● **Task 1**:
Answer these from the text on the 1953 tornado outbreak, marking each answer with its letter:
(a) What rating did the tornado in Flint, Michigan, receive?
(b) Over what area did the surface low-pressure area form on June 6?
(c) What shear value in the upper atmosphere does the text give?
● **Task 2**:
List every state that the text on the 1953 tornado outbreak names as a place where other F3 and F4 tornadoes struck.
● **Task 3**:
Rewrite the part of the text on the 1953 tornado outbreak that opens with "The Flint-Worcester Tornadoes" and closes with "Hampshire and Ohio.", replacing "infamous" with "notorious".

**** Text to read ****

An extremely devastating and deadly tornado outbreak sequence impacted the Midwestern and Northeastern United States at the beginning of June 1953. It included two tornadoes that caused at least 90 deaths each—an F5 tornado occurring in Flint, Michigan, on June 8 and an F4 tornado in Worcester, Massachusetts, on June 9. These tornadoes are among the deadliest in United States history and were caused by the same storm system that moved eastward across the nation. The tornadoes are also related together in the public mind because, for a brief period following the Worcester tornado, it was debated in the U.S. Congress whether recent atomic bomb testing in the upper atmosphere had caused the tornadoes. Congressman James E. Van Zandt (R-Penn.) was among several members of Congress who expressed their belief that the June 4th bomb testing created the tornadoes, which occurred far outside the traditional tornado alley. They demanded a response from the government. Meteorologists quickly dispelled such an assertion, and Congressman Van Zandt later retracted his statement.

The Flint-Worcester Tornadoes were the most infamous storms produced by a larger outbreak of severe weather that began in Nebraska, Iowa and Wisconsin, before moving across the Great Lakes states, and then into New York and New England. Other F3 and F4 tornadoes struck other locations in Massachusetts, Michigan, New Hampshire and Ohio.

Meteorological synopsis
On June 6, a surface low-pressure area formed over Northwestern New Mexico and eventually began to move northeastward into the Great Plains. On June 7, the low-pressure system moved into Southwestern Nebraska with a cold front extending a short distance westward into Northeastern Colorado, a dryline that extended south into Southwestern Texas, and a warm front that extended east-northeastward to near Omaha, Nebraska before turning east-southeastward into Southwestern Indiana. Temperatures across Kansas, Nebraska, and Iowa that afternoon in the area were up in the upper 70s to lower 90s while dewpoints were in the lower 60s to lower 70s. With shear values of 55 knots in the upper atmosphere, the environment became extremely ripe for the development of severe weather and tornadoes throughout the afternoon and evening. A jet streak formed later that night after an upper-level low formed, which allowed the outbreak to go well into the overnight hours.

**** Data extract ****

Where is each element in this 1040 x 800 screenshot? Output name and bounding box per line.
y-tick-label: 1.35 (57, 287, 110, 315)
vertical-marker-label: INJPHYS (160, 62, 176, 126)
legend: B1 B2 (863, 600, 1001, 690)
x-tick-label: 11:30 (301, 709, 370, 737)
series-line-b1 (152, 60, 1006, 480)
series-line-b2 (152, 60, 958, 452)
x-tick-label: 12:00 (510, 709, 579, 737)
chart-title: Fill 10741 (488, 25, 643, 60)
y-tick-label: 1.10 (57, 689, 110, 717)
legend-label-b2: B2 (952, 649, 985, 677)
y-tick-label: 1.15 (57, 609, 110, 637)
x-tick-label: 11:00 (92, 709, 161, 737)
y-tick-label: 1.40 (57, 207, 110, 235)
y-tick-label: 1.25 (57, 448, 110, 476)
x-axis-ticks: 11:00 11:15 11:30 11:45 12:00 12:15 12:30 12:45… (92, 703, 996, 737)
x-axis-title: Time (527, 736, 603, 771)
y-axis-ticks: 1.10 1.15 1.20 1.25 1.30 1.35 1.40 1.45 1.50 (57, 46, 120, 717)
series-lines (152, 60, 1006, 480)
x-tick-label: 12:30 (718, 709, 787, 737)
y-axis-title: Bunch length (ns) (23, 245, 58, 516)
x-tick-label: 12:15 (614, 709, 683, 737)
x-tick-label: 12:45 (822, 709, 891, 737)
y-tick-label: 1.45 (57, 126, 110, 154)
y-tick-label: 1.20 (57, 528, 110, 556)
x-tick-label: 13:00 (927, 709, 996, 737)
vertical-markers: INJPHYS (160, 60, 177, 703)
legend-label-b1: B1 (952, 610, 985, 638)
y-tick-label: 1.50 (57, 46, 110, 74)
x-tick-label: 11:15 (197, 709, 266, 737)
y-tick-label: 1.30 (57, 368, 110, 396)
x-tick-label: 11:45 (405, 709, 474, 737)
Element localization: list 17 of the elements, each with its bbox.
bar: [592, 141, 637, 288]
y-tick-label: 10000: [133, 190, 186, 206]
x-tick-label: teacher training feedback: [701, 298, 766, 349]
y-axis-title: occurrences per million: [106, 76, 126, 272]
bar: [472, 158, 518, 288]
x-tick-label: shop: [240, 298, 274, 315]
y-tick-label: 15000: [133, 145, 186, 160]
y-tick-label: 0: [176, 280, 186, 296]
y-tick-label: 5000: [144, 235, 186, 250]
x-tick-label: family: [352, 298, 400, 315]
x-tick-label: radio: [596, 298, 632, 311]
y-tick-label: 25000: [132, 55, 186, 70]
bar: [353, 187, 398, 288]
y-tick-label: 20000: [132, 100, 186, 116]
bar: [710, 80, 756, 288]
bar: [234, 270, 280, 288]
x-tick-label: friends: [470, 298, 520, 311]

****

● **Exercise response 1**:
(a) F5
(b) Northwestern New Mexico
(c) 55 knots

● **Exercise response 2**:
Massachusetts, Michigan, New Hampshire, Ohio

● **Exercise response 3**:
The Flint-Worcester Tornadoes were the most notorious storms produced by a larger outbreak of severe weather that began in Nebraska, Iowa and Wisconsin, before moving across the Great Lakes states, and then into New York and New England. Other F3 and F4 tornadoes struck other locations in Massachusetts, Michigan, New Hampshire and Ohio.